Task description | Write out every record in full, exactly as written, please.

════

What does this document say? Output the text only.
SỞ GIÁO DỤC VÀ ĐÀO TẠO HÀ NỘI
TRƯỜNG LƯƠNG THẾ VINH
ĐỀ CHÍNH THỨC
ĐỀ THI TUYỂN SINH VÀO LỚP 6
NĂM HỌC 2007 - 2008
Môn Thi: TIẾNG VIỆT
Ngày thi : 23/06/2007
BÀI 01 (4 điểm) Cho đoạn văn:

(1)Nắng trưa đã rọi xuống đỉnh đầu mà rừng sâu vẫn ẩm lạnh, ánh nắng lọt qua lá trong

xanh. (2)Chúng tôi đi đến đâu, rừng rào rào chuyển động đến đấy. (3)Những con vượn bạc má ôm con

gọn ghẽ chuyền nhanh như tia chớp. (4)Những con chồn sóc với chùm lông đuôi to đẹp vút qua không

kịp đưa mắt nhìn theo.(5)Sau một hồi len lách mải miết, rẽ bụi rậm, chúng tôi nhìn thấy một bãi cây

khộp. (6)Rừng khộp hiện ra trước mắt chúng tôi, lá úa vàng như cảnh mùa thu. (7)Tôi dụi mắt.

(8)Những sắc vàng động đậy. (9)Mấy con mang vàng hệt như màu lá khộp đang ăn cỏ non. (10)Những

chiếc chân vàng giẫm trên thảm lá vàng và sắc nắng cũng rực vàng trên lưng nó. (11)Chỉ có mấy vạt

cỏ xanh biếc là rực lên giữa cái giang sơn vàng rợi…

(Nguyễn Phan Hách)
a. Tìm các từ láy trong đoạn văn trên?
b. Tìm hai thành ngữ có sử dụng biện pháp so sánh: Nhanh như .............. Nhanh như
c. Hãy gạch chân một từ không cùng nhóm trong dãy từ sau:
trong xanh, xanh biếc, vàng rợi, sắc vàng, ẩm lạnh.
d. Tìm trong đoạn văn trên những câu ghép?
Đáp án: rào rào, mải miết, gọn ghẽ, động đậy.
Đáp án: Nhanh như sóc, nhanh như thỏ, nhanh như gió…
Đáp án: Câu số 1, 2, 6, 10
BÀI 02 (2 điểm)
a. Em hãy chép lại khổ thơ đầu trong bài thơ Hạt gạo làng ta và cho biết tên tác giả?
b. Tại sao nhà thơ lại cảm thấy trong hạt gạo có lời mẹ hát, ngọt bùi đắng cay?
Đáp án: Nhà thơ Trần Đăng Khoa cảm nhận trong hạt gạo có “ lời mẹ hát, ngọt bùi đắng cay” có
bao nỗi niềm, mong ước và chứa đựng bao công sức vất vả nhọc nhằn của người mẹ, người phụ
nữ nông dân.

════

Finished answer |
What does this document say? Output the text only.
SỞ GIÁO DỤC VÀ ĐÀO TẠO HÀ NỘI
TRƯỜNG LƯƠNG THẾ VINH
ĐỀ CHÍNH THỨC
ĐỀ THI TUYỂN SINH VÀO LỚP 6
NĂM HỌC 2007 - 2008
Môn Thi: TIẾNG VIỆT
Ngày thi : 23/06/2007
BÀI 01 (4 điểm) Cho đoạn văn:

(1)Nắng trưa đã rọi xuống đỉnh đầu mà rừng sâu vẫn ẩm lạnh, ánh nắng lọt qua lá trong

xanh. (2)Chúng tôi đi đến đâu, rừng rào rào chuyển động đến đấy. (3)Những con vượn bạc má ôm con

gọn ghẽ chuyền nhanh như tia chớp. (4)Những con chồn sóc với chùm lông đuôi to đẹp vút qua không

kịp đưa mắt nhìn theo.(5)Sau một hồi len lách mải miết, rẽ bụi rậm, chúng tôi nhìn thấy một bãi cây

khộp. (6)Rừng khộp hiện ra trước mắt chúng tôi, lá úa vàng như cảnh mùa thu. (7)Tôi dụi mắt.

(8)Những sắc vàng động đậy. (9)Mấy con mang vàng hệt như màu lá khộp đang ăn cỏ non. (10)Những

chiếc chân vàng giẫm trên thảm lá vàng và sắc nắng cũng rực vàng trên lưng nó. (11)Chỉ có mấy vạt

cỏ xanh biếc là rực lên giữa cái giang sơn vàng rợi…

(Nguyễn Phan Hách)
a. Tìm các từ láy trong đoạn văn trên?
b. Tìm hai thành ngữ có sử dụng biện pháp so sánh: Nhanh như .............. Nhanh như
c. Hãy gạch chân một từ không cùng nhóm trong dãy từ sau:
trong xanh, xanh biếc, vàng rợi, sắc vàng, ẩm lạnh.
d. Tìm trong đoạn văn trên những câu ghép?
Đáp án: rào rào, mải miết, gọn ghẽ, động đậy.
Đáp án: Nhanh như sóc, nhanh như thỏ, nhanh như gió…
Đáp án: Câu số 1, 2, 6, 10
BÀI 02 (2 điểm)
a. Em hãy chép lại khổ thơ đầu trong bài thơ Hạt gạo làng ta và cho biết tên tác giả?
b. Tại sao nhà thơ lại cảm thấy trong hạt gạo có lời mẹ hát, ngọt bùi đắng cay?
Đáp án: Nhà thơ Trần Đăng Khoa cảm nhận trong hạt gạo có “ lời mẹ hát, ngọt bùi đắng cay” có
bao nỗi niềm, mong ước và chứa đựng bao công sức vất vả nhọc nhằn của người mẹ, người phụ
nữ nông dân.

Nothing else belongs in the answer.